Working data
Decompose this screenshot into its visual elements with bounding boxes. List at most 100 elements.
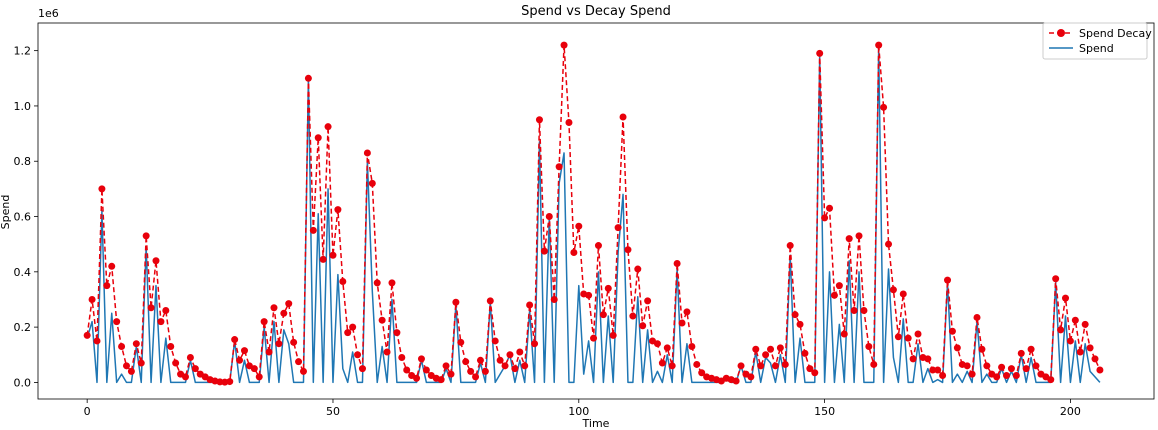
series-spend-decay [83,41,1104,386]
spend-decay-point [1071,316,1079,324]
spend-decay-point [265,348,273,356]
spend-decay-point [634,265,642,273]
spend-decay-point [688,342,696,350]
spend-decay-point [968,370,976,378]
spend-decay-point [383,348,391,356]
y-axis-title: Spend [0,195,12,230]
spend-decay-point [585,291,593,299]
spend-decay-point [304,74,312,82]
spend-decay-point [781,360,789,368]
spend-decay-point [349,323,357,331]
spend-decay-point [757,362,765,370]
spend-decay-point [290,338,298,346]
y-tick-label: 0.4 [14,266,32,279]
spend-decay-point [314,134,322,142]
spend-decay-point [1022,365,1030,373]
spend-decay-point [1057,326,1065,334]
spend-decay-point [796,320,804,328]
spend-decay-point [914,330,922,338]
spend-decay-point [1003,372,1011,379]
spend-decay-point [103,282,111,290]
spend-decay-point [767,345,775,353]
spend-decay-point [1066,337,1074,345]
spend-decay-point [555,163,563,171]
spend-decay-point [152,257,160,265]
spend-decay-point [1096,366,1104,374]
spend-decay-point [1017,349,1025,357]
spend-decay-point [157,318,165,326]
spend-decay-point [934,366,942,374]
spend-decay-point [486,297,494,305]
spend-decay-point [594,242,602,250]
spend-decay-point [339,278,347,285]
y-scale-label: 1e6 [38,7,59,20]
legend-box [1042,22,1148,60]
spend-decay-point [368,179,376,187]
spend-decay-point [762,351,770,359]
spend-decay-point [142,232,150,240]
spend-decay-point [378,316,386,324]
spend-decay-point [840,330,848,338]
spend-decay-point [821,214,829,222]
x-tick-label: 0 [84,405,91,418]
spend-decay-point [644,297,652,305]
spend-decay-point [963,362,971,370]
spend-decay-point [575,222,583,230]
spend-decay-point [791,311,799,319]
spend-decay-point [531,340,539,348]
spend-decay-point [467,367,475,375]
x-axis-title: Time [582,417,610,430]
spend-decay-point [1032,362,1040,370]
spend-decay-point [609,331,617,339]
spend-decay-point [939,372,947,379]
spend-decay-point [358,365,366,373]
spend-decay-point [658,359,666,367]
spend-decay-point [993,373,1001,381]
spend-decay-point [521,362,529,370]
spend-decay-point [875,41,883,49]
spend-decay-point [113,318,121,326]
spend-decay-point [1012,372,1020,379]
x-tick-label: 50 [326,405,340,418]
x-tick-label: 150 [814,405,835,418]
spend-decay-point [457,338,465,346]
x-axis: 0 50 100 150 200 [84,399,1081,418]
spend-decay-point [363,149,371,157]
y-tick-label: 1.2 [14,45,32,58]
spend-decay-point [447,370,455,378]
spend-decay-point [855,232,863,240]
spend-decay-point [816,49,824,57]
spend-decay-point [889,286,897,294]
spend-decay-point [476,356,484,364]
spend-decay-point [835,282,843,290]
spend-decay-point [545,213,553,221]
spend-decay-point [285,300,293,308]
spend-decay-point [973,313,981,321]
spend-decay-point [309,226,317,234]
spend-decay-point [801,349,809,357]
spend-decay-point [1052,275,1060,283]
spend-decay-point [1062,294,1070,302]
spend-decay-point [909,355,917,363]
spend-decay-point [280,309,288,317]
spend-decay-point [373,279,381,287]
spend-decay-point [998,363,1006,371]
spend-decay-point [894,333,902,341]
series-spend [86,47,1101,384]
spend-decay-point [683,308,691,316]
spend-decay-point [462,358,470,366]
spend-decay-point [830,291,838,299]
spend-decay-point [295,358,303,366]
spend-decay-point [526,301,534,309]
x-tick-label: 100 [568,405,589,418]
spend-decay-point [983,362,991,370]
legend-decay-label: Spend Decay [1079,27,1152,40]
spend-decay-point [388,279,396,287]
spend-decay-point [1081,320,1089,328]
spend-decay-point [186,354,194,362]
spend-decay-point [511,365,519,373]
spend-decay-point [172,359,180,367]
spend-decay-point [619,113,627,121]
spend-decay-point [570,248,578,256]
spend-decay-point [481,367,489,375]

What is asked
Copy the records above word for word, leaving out the picture.

Correct response
Decompose this screenshot into its visual elements with bounding boxes. List at most 100 elements.
series-spend-decay [83,41,1104,386]
spend-decay-point [1071,316,1079,324]
spend-decay-point [265,348,273,356]
spend-decay-point [634,265,642,273]
spend-decay-point [688,342,696,350]
spend-decay-point [968,370,976,378]
spend-decay-point [383,348,391,356]
y-axis-title: Spend [0,195,12,230]
spend-decay-point [585,291,593,299]
spend-decay-point [304,74,312,82]
spend-decay-point [781,360,789,368]
spend-decay-point [349,323,357,331]
spend-decay-point [757,362,765,370]
spend-decay-point [290,338,298,346]
y-tick-label: 0.4 [14,266,32,279]
spend-decay-point [314,134,322,142]
spend-decay-point [1022,365,1030,373]
spend-decay-point [1057,326,1065,334]
spend-decay-point [796,320,804,328]
spend-decay-point [914,330,922,338]
spend-decay-point [1003,372,1011,379]
spend-decay-point [103,282,111,290]
spend-decay-point [767,345,775,353]
spend-decay-point [1066,337,1074,345]
spend-decay-point [555,163,563,171]
spend-decay-point [152,257,160,265]
spend-decay-point [1096,366,1104,374]
spend-decay-point [1017,349,1025,357]
spend-decay-point [157,318,165,326]
spend-decay-point [934,366,942,374]
spend-decay-point [486,297,494,305]
spend-decay-point [594,242,602,250]
spend-decay-point [339,278,347,285]
y-scale-label: 1e6 [38,7,59,20]
legend-box [1042,22,1148,60]
spend-decay-point [368,179,376,187]
spend-decay-point [762,351,770,359]
spend-decay-point [142,232,150,240]
spend-decay-point [378,316,386,324]
spend-decay-point [840,330,848,338]
spend-decay-point [821,214,829,222]
x-tick-label: 0 [84,405,91,418]
spend-decay-point [644,297,652,305]
spend-decay-point [963,362,971,370]
spend-decay-point [575,222,583,230]
spend-decay-point [791,311,799,319]
spend-decay-point [531,340,539,348]
spend-decay-point [467,367,475,375]
x-axis-title: Time [582,417,610,430]
spend-decay-point [1032,362,1040,370]
spend-decay-point [609,331,617,339]
spend-decay-point [939,372,947,379]
spend-decay-point [358,365,366,373]
spend-decay-point [658,359,666,367]
spend-decay-point [993,373,1001,381]
spend-decay-point [521,362,529,370]
spend-decay-point [875,41,883,49]
spend-decay-point [113,318,121,326]
spend-decay-point [1012,372,1020,379]
x-tick-label: 50 [326,405,340,418]
x-tick-label: 150 [814,405,835,418]
spend-decay-point [457,338,465,346]
x-axis: 0 50 100 150 200 [84,399,1081,418]
spend-decay-point [363,149,371,157]
y-tick-label: 1.2 [14,45,32,58]
spend-decay-point [447,370,455,378]
spend-decay-point [855,232,863,240]
spend-decay-point [816,49,824,57]
spend-decay-point [889,286,897,294]
spend-decay-point [476,356,484,364]
spend-decay-point [835,282,843,290]
spend-decay-point [545,213,553,221]
spend-decay-point [285,300,293,308]
spend-decay-point [973,313,981,321]
spend-decay-point [309,226,317,234]
spend-decay-point [801,349,809,357]
spend-decay-point [1052,275,1060,283]
spend-decay-point [1062,294,1070,302]
spend-decay-point [909,355,917,363]
spend-decay-point [280,309,288,317]
spend-decay-point [373,279,381,287]
spend-decay-point [998,363,1006,371]
spend-decay-point [894,333,902,341]
series-spend [86,47,1101,384]
spend-decay-point [683,308,691,316]
spend-decay-point [462,358,470,366]
spend-decay-point [830,291,838,299]
spend-decay-point [295,358,303,366]
spend-decay-point [526,301,534,309]
x-tick-label: 100 [568,405,589,418]
spend-decay-point [983,362,991,370]
legend-decay-label: Spend Decay [1079,27,1152,40]
spend-decay-point [388,279,396,287]
spend-decay-point [1081,320,1089,328]
spend-decay-point [186,354,194,362]
spend-decay-point [511,365,519,373]
spend-decay-point [172,359,180,367]
spend-decay-point [619,113,627,121]
spend-decay-point [570,248,578,256]
spend-decay-point [481,367,489,375]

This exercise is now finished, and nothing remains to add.